**TASK BRIEF:** Identify and pull out each line of the entries in which "attributes" occurs.

**RECORDS TO USE:**

++++++++

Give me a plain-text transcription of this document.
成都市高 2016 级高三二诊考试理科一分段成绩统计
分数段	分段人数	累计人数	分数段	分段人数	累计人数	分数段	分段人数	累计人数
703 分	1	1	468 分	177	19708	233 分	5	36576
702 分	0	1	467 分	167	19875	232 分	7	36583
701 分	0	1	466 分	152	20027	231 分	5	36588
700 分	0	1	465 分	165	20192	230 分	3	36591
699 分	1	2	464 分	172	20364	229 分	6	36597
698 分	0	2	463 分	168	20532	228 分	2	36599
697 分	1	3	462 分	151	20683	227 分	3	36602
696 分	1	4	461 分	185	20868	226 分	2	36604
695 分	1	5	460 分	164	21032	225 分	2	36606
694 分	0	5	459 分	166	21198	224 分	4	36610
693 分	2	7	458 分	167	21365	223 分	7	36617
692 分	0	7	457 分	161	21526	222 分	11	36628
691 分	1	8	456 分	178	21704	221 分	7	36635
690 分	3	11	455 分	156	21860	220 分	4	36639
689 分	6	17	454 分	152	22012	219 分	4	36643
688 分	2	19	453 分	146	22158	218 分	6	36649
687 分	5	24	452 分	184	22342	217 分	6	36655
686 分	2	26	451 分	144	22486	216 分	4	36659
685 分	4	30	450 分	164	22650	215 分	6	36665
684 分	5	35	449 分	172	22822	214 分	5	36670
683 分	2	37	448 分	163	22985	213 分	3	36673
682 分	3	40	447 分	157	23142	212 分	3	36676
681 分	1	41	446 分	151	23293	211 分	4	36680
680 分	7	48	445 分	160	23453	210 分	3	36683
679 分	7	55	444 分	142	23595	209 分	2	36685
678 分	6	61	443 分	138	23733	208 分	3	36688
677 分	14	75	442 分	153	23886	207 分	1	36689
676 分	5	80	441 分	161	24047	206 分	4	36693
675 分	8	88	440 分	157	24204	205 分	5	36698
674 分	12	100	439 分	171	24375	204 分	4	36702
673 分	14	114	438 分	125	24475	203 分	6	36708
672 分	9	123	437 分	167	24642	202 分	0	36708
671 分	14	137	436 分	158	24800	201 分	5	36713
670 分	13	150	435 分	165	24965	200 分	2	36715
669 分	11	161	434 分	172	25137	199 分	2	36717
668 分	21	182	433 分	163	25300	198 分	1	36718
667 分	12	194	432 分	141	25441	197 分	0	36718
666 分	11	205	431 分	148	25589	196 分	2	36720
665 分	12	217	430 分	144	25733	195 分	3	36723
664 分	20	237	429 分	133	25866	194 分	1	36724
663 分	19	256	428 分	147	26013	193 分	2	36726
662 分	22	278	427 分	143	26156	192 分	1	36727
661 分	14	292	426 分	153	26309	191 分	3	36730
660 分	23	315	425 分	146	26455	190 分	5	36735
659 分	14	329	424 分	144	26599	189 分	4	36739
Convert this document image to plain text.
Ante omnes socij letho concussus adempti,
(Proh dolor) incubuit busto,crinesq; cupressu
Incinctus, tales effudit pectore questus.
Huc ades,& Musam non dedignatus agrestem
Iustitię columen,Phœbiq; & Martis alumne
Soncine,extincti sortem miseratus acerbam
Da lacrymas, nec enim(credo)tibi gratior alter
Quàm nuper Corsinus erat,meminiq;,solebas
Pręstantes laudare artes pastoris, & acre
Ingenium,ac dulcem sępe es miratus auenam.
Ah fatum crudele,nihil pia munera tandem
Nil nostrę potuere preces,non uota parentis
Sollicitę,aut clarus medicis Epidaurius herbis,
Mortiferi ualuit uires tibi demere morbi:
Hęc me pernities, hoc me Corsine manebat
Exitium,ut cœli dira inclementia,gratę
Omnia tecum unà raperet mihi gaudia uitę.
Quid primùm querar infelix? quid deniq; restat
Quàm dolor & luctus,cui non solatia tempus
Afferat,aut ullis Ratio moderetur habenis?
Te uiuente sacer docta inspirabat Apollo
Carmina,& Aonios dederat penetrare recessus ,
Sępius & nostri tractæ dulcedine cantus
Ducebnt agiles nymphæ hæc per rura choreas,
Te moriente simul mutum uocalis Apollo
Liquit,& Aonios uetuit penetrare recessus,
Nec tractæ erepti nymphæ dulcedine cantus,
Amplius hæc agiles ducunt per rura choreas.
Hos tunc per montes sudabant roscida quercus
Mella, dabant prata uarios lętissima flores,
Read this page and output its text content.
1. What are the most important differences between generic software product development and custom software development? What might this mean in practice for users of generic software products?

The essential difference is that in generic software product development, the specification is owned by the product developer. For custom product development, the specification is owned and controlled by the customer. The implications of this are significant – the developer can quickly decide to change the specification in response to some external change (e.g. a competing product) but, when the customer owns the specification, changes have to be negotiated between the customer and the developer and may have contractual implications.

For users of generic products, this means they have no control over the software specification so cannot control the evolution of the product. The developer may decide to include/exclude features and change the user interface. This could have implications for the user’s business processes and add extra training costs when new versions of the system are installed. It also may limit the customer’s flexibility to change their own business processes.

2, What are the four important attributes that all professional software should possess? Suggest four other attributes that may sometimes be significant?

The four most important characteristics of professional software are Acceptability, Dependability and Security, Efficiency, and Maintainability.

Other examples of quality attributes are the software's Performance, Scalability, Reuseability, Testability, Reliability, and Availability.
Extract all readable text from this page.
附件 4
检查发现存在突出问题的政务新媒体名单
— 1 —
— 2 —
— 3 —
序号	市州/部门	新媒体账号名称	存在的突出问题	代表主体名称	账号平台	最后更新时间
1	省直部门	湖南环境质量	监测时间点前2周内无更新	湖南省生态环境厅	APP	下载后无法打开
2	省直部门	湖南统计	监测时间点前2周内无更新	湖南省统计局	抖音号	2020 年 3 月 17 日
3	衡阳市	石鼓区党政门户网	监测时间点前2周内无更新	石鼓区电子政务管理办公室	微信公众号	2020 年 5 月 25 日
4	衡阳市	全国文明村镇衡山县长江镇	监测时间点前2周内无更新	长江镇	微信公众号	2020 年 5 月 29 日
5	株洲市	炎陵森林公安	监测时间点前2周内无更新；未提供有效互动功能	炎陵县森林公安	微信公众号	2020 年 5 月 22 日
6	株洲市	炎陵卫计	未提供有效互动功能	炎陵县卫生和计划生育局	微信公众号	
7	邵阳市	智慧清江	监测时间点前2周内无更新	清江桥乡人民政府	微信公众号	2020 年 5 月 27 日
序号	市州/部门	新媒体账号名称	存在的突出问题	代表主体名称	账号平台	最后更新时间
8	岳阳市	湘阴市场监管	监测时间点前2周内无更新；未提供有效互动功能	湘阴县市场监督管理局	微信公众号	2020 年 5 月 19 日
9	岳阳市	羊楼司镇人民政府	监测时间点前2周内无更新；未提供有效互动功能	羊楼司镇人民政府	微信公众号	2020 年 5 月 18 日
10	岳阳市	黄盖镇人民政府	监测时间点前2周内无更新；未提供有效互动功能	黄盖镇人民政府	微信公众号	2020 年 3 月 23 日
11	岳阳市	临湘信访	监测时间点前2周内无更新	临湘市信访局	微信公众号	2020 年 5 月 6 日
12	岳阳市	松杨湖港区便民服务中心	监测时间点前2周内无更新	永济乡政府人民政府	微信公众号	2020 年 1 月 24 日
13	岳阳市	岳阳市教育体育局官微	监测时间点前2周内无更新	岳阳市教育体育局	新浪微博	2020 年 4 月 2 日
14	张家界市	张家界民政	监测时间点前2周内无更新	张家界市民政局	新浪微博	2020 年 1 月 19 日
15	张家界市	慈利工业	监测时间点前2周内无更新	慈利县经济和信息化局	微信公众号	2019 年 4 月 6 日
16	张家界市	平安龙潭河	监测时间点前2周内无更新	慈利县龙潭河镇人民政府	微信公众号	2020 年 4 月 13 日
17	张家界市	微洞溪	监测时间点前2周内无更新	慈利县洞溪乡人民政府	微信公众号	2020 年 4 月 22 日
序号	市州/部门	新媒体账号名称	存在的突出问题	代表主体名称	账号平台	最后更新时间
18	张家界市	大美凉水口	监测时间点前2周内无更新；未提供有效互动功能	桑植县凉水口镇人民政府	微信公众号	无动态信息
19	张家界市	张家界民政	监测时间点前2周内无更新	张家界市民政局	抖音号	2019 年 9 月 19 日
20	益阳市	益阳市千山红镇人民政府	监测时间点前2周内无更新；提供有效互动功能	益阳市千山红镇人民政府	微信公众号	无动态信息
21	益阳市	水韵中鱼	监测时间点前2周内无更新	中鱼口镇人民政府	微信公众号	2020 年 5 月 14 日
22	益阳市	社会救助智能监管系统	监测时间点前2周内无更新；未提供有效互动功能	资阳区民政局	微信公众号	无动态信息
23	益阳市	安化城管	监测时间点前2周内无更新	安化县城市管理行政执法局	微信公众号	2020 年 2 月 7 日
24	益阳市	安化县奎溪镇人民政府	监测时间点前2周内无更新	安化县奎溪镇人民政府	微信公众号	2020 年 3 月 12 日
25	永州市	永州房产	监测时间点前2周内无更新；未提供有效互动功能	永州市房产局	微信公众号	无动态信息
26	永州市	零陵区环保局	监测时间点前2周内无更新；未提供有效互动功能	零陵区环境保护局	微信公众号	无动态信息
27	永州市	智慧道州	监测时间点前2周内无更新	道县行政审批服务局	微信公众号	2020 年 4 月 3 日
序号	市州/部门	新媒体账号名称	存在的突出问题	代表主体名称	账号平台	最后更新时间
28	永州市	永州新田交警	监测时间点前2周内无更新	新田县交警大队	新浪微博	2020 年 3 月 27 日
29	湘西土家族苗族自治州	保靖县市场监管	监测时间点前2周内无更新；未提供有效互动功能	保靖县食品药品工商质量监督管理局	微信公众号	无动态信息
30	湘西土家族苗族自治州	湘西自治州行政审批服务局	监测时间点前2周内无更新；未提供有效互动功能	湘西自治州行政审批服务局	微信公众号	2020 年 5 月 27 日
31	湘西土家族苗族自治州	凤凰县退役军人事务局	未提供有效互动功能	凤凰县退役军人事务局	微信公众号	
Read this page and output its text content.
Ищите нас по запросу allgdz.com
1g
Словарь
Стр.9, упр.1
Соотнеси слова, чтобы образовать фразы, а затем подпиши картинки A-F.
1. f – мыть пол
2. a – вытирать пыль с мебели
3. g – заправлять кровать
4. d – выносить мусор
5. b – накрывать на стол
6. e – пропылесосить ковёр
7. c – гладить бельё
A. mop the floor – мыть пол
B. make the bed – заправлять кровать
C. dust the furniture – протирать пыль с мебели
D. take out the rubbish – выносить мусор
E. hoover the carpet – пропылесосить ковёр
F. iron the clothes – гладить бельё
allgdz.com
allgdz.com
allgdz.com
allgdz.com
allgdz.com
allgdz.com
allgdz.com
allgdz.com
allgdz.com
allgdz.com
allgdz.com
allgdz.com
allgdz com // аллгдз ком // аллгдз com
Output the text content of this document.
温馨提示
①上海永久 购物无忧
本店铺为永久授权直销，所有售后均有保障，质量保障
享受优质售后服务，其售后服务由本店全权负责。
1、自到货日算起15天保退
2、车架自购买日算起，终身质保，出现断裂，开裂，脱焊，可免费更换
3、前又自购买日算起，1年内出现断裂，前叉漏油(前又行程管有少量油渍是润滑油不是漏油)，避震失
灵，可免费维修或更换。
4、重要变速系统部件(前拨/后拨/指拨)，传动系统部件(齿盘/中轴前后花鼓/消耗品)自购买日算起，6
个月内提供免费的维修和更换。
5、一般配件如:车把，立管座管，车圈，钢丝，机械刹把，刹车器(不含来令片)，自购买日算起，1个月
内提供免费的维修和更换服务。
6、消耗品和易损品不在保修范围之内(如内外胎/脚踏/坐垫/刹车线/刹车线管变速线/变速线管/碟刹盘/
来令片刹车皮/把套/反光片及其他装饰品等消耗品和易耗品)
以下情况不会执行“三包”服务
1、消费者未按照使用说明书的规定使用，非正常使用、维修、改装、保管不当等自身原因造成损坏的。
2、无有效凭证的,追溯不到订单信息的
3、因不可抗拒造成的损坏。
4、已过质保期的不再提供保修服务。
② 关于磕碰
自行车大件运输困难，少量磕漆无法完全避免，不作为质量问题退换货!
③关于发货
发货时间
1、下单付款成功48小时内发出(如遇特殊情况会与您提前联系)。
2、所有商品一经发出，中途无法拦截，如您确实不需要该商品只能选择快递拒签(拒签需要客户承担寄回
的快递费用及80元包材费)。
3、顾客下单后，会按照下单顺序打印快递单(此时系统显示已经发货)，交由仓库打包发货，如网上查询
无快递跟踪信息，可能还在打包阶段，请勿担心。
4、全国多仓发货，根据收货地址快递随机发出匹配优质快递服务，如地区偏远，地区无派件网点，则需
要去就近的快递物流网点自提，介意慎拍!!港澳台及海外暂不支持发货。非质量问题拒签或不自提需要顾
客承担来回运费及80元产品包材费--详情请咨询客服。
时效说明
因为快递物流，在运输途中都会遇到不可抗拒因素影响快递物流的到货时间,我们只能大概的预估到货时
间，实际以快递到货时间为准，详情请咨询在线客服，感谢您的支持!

++++++++

**CORRECT RESULT:**
2, What are the four important attributes that all professional software should possess? Suggest four other attributes that may sometimes be significant?
Other examples of quality attributes are the software's Performance, Scalability, Reuseability, Testability, Reliability, and Availability.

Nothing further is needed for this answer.